### Requirements
Pictures do not belong in the copy. Return all of the entries exactly.

### Task data
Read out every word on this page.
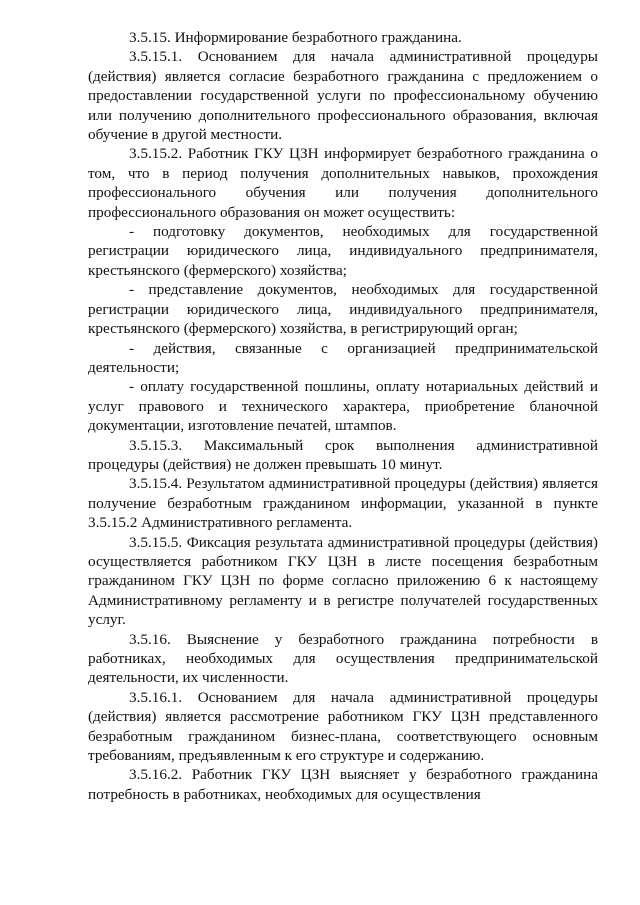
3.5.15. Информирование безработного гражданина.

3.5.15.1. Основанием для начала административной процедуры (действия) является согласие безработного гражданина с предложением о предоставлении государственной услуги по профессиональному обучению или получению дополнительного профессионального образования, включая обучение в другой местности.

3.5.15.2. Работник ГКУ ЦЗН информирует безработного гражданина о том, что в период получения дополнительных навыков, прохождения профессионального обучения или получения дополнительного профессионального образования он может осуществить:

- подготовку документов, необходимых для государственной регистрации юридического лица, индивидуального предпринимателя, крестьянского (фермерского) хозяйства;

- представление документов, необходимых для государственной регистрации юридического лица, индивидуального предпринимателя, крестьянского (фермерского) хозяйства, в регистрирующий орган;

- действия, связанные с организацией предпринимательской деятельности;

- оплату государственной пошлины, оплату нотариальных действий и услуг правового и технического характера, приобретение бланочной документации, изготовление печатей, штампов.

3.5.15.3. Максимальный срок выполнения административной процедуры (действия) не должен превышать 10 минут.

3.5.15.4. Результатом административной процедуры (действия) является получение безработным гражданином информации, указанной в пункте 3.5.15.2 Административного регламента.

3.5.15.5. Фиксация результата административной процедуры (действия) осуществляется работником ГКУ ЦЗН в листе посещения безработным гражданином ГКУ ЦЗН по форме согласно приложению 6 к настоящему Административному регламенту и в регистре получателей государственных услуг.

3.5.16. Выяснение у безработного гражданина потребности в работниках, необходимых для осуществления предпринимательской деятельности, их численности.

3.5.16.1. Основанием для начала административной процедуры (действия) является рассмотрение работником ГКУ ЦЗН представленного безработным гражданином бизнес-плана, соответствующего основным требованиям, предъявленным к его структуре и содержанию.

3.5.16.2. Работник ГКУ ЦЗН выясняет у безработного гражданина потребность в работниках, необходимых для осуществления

### Exercise result
Read out every word on this page.
3.5.15. Информирование безработного гражданина.

3.5.15.1. Основанием для начала административной процедуры (действия) является согласие безработного гражданина с предложением о предоставлении государственной услуги по профессиональному обучению или получению дополнительного профессионального образования, включая обучение в другой местности.

3.5.15.2. Работник ГКУ ЦЗН информирует безработного гражданина о том, что в период получения дополнительных навыков, прохождения профессионального обучения или получения дополнительного профессионального образования он может осуществить:

- подготовку документов, необходимых для государственной регистрации юридического лица, индивидуального предпринимателя, крестьянского (фермерского) хозяйства;

- представление документов, необходимых для государственной регистрации юридического лица, индивидуального предпринимателя, крестьянского (фермерского) хозяйства, в регистрирующий орган;

- действия, связанные с организацией предпринимательской деятельности;

- оплату государственной пошлины, оплату нотариальных действий и услуг правового и технического характера, приобретение бланочной документации, изготовление печатей, штампов.

3.5.15.3. Максимальный срок выполнения административной процедуры (действия) не должен превышать 10 минут.

3.5.15.4. Результатом административной процедуры (действия) является получение безработным гражданином информации, указанной в пункте 3.5.15.2 Административного регламента.

3.5.15.5. Фиксация результата административной процедуры (действия) осуществляется работником ГКУ ЦЗН в листе посещения безработным гражданином ГКУ ЦЗН по форме согласно приложению 6 к настоящему Административному регламенту и в регистре получателей государственных услуг.

3.5.16. Выяснение у безработного гражданина потребности в работниках, необходимых для осуществления предпринимательской деятельности, их численности.

3.5.16.1. Основанием для начала административной процедуры (действия) является рассмотрение работником ГКУ ЦЗН представленного безработным гражданином бизнес-плана, соответствующего основным требованиям, предъявленным к его структуре и содержанию.

3.5.16.2. Работник ГКУ ЦЗН выясняет у безработного гражданина потребность в работниках, необходимых для осуществления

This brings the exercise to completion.